■ INSTRUCTIONS FOR THE TASK: Go through the entries below and pick out every line with "Bukan".

..............................

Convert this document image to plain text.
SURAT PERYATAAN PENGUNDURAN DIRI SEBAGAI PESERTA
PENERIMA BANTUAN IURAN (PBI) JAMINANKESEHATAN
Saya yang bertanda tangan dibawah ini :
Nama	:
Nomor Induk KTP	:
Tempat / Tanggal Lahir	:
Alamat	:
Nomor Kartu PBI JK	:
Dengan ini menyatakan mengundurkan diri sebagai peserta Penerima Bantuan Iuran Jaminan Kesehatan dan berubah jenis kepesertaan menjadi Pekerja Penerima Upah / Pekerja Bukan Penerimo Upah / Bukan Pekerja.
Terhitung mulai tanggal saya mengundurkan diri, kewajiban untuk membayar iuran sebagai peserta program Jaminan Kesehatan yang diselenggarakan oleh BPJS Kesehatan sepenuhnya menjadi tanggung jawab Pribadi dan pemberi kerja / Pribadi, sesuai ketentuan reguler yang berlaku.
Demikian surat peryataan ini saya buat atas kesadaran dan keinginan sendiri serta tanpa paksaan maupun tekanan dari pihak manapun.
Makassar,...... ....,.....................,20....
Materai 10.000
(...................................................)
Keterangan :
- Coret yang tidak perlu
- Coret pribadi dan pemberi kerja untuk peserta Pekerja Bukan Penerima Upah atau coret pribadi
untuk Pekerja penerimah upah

..............................

■ FULL ANSWER:
Dengan ini menyatakan mengundurkan diri sebagai peserta Penerima Bantuan Iuran Jaminan Kesehatan dan berubah jenis kepesertaan menjadi Pekerja Penerima Upah / Pekerja Bukan Penerimo Upah / Bukan Pekerja.
- Coret pribadi dan pemberi kerja untuk peserta Pekerja Bukan Penerima Upah atau coret pribadi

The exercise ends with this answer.